-------- Data records

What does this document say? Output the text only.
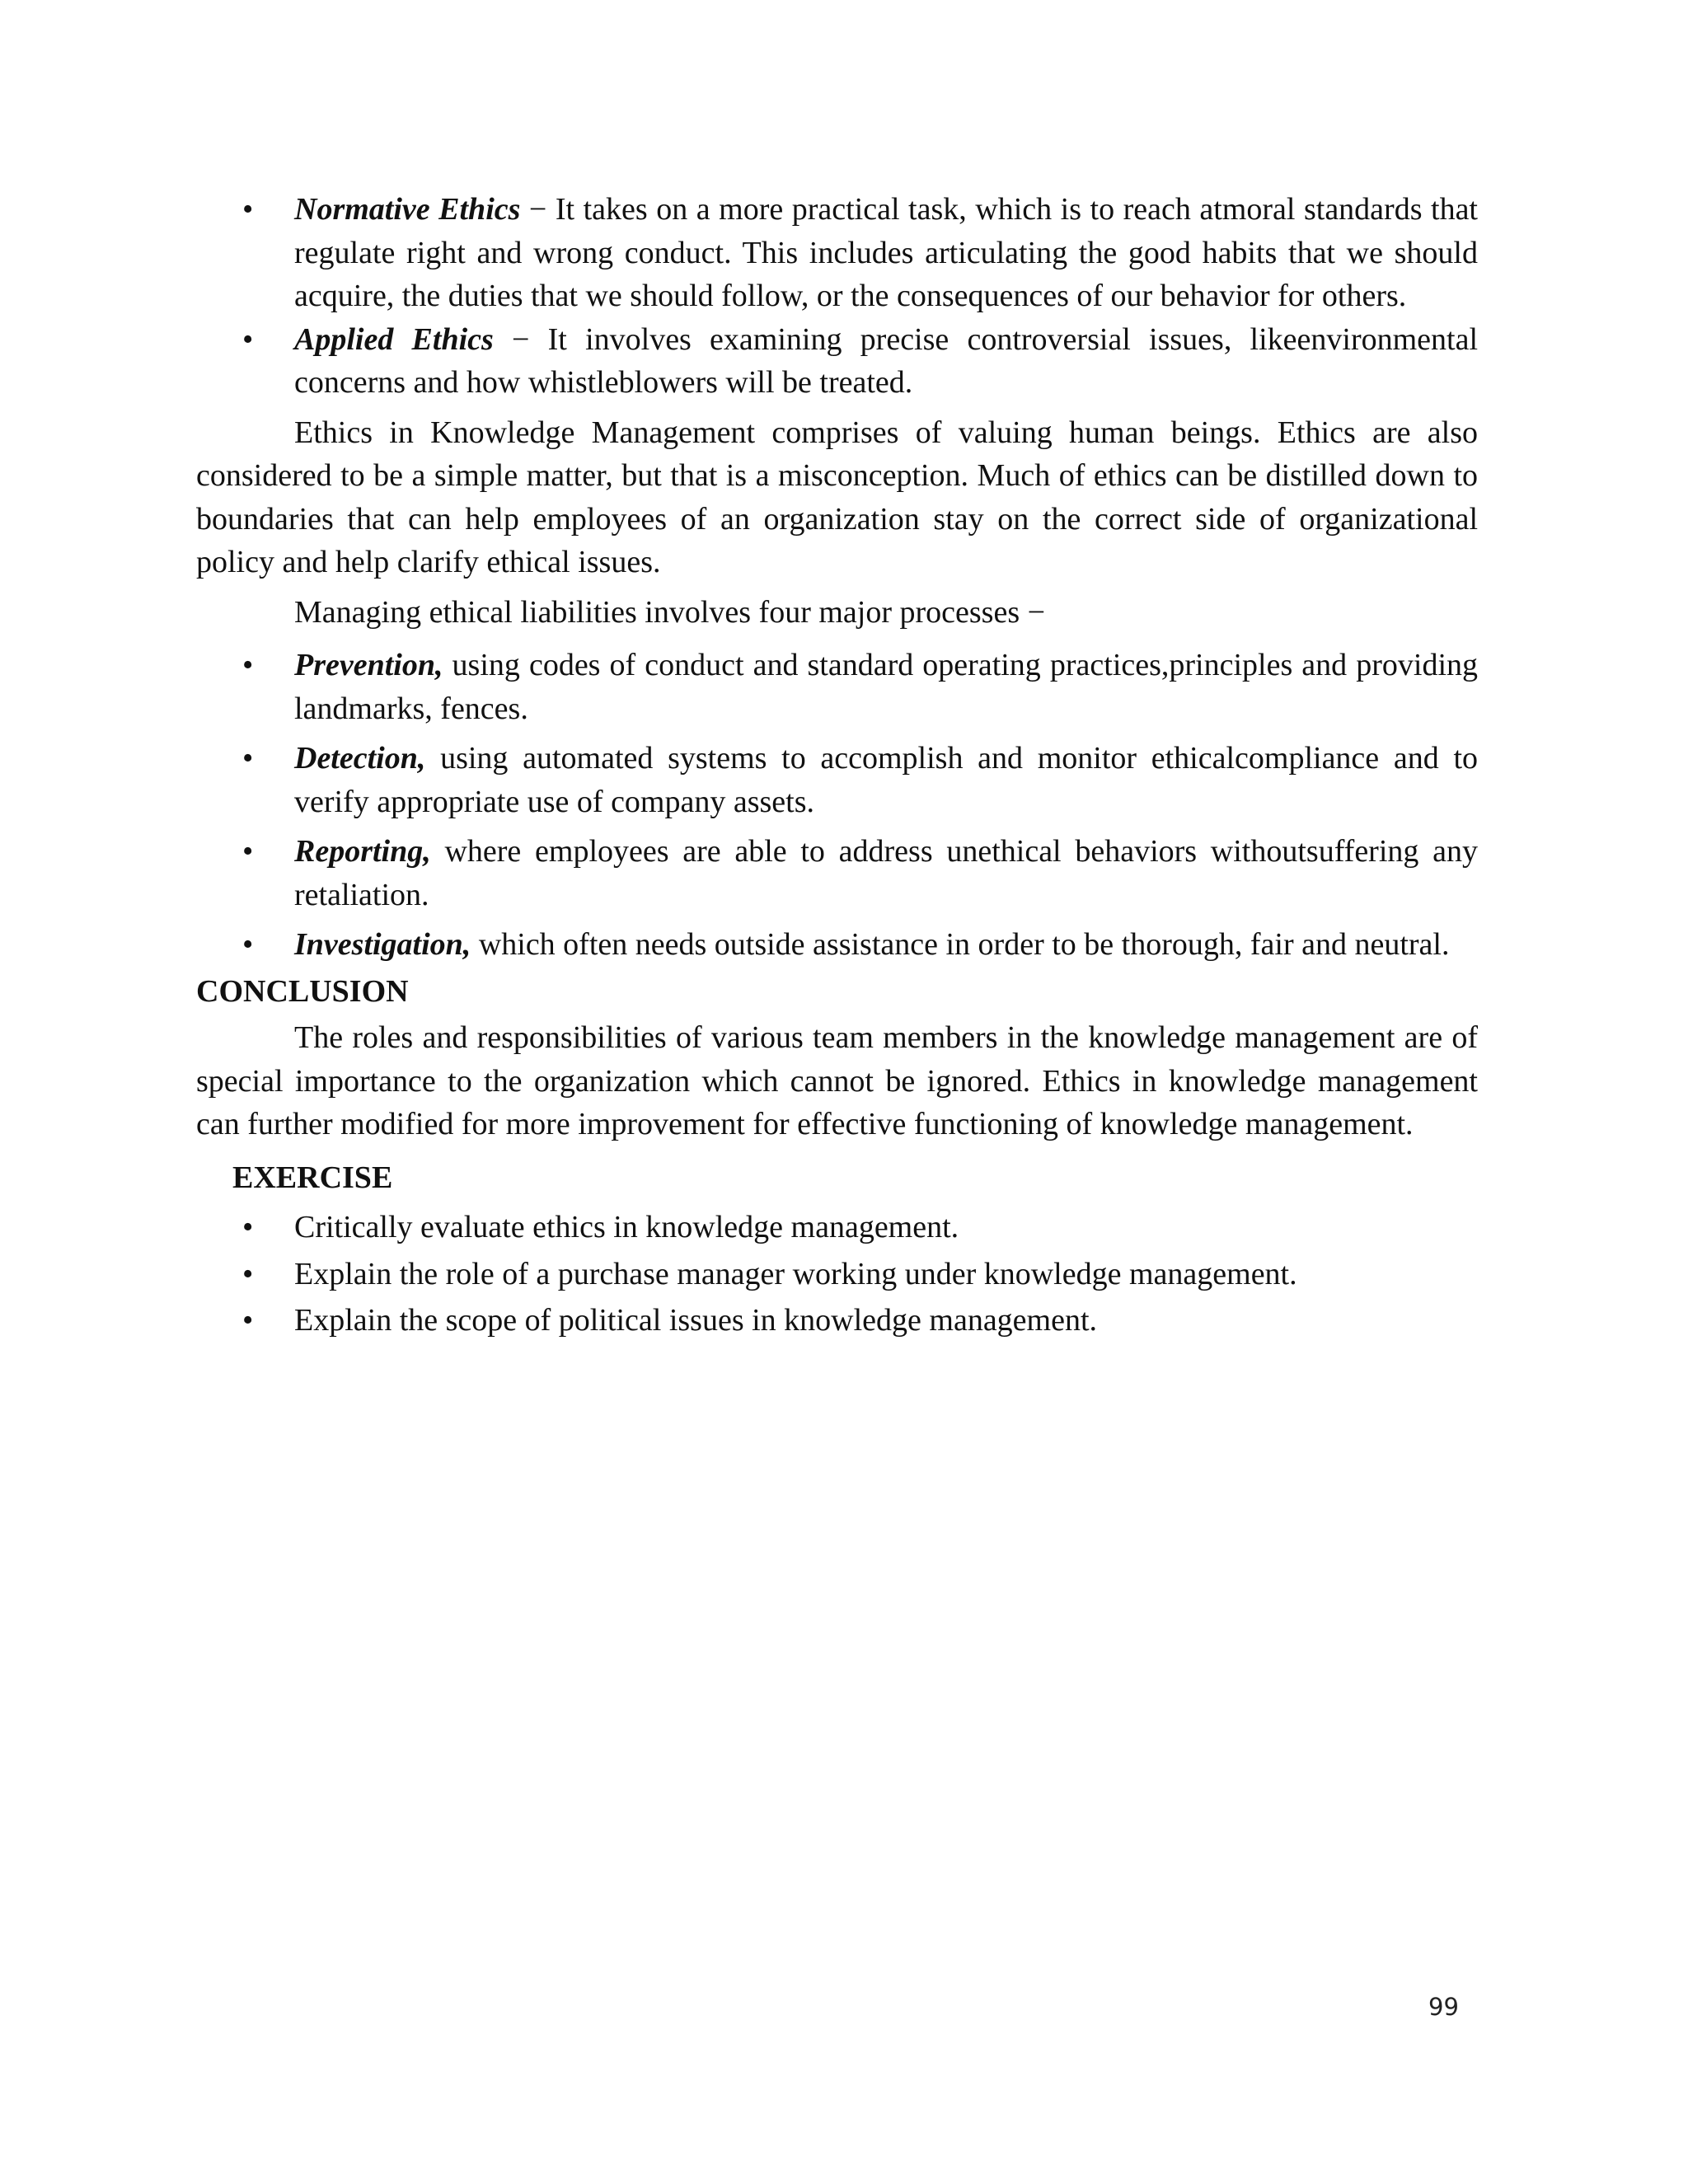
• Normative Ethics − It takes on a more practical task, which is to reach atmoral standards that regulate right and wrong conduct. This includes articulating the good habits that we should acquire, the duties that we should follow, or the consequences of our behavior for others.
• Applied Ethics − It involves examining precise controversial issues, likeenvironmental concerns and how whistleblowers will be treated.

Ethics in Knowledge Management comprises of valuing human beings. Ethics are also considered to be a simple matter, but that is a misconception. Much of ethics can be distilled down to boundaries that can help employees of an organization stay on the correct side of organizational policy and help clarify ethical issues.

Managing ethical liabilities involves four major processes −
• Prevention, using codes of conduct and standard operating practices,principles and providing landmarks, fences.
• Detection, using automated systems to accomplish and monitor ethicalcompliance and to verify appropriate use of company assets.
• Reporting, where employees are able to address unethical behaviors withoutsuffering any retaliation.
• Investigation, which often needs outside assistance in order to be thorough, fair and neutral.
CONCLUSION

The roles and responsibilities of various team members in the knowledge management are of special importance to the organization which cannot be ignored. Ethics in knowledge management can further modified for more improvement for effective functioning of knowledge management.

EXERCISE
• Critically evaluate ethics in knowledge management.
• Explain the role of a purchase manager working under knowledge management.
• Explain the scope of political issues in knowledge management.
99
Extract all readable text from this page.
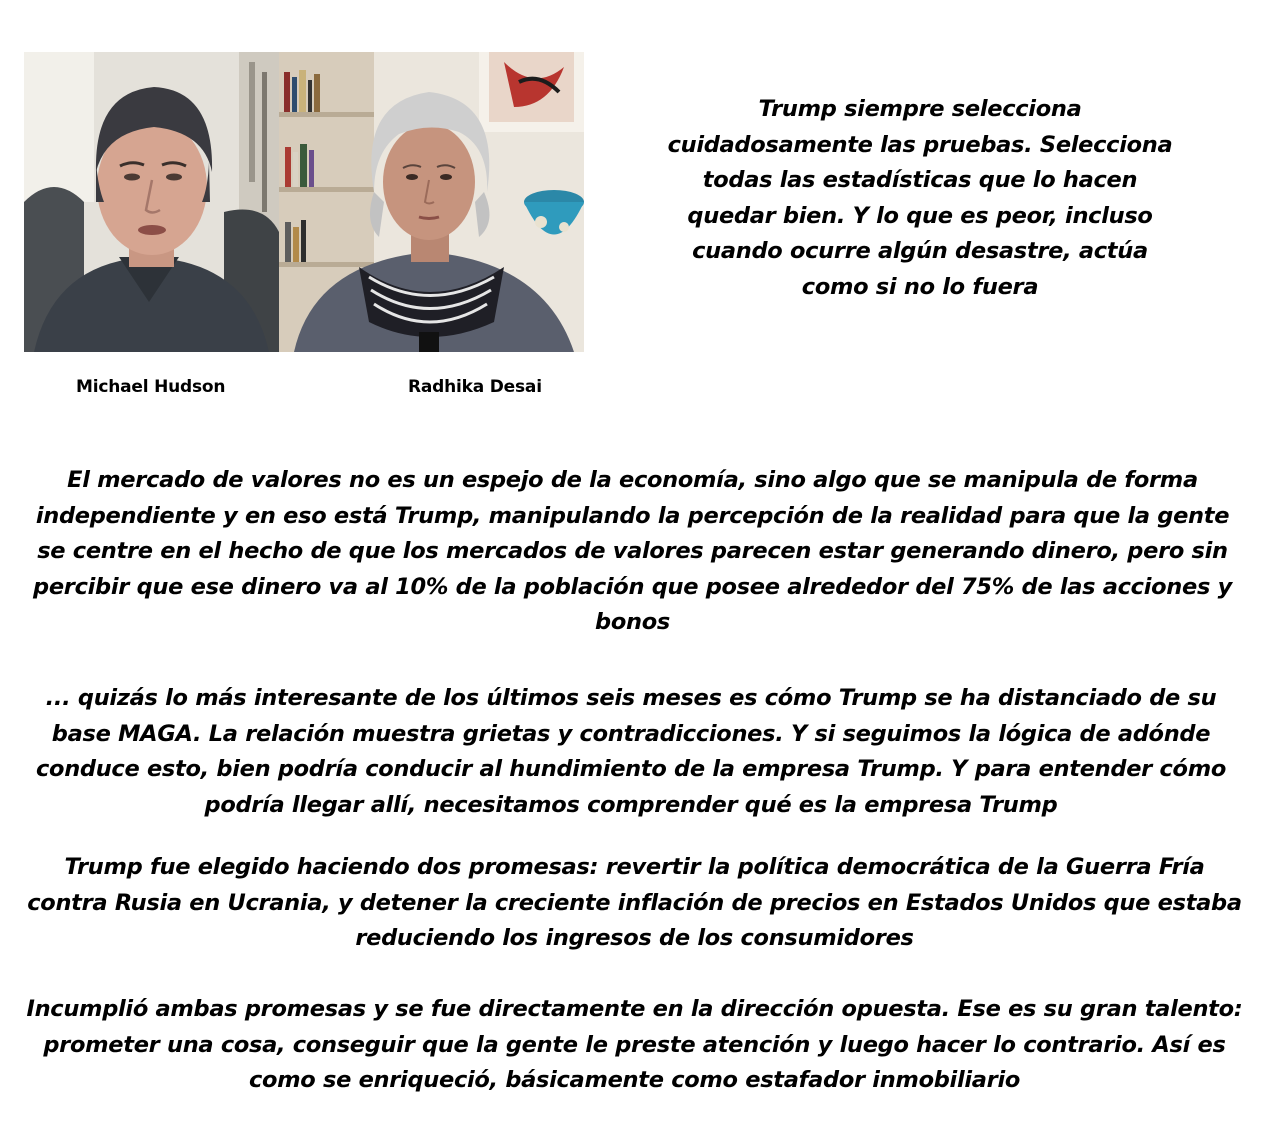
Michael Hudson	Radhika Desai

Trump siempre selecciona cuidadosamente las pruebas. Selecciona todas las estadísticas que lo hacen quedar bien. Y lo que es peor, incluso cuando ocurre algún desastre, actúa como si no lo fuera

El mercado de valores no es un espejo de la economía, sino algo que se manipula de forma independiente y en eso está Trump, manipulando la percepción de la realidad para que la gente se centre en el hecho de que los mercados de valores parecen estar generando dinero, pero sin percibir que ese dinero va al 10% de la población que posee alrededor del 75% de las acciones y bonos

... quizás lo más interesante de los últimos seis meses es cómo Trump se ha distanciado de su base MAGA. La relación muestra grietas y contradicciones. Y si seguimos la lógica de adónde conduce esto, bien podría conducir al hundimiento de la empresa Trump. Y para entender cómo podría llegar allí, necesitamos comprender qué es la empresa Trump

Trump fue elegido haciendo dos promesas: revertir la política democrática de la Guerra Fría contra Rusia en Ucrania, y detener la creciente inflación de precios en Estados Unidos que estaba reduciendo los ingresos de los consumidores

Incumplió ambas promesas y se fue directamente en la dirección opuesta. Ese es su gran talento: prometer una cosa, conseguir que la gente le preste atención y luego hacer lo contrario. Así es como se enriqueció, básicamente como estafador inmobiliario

----------------

§ Written problem: From the data, collect all lines where the string "involves" appears.

§ Answer for the task:
• Applied Ethics − It involves examining precise controversial issues, likeenvironmental concerns and how whistleblowers will be treated.
Managing ethical liabilities involves four major processes −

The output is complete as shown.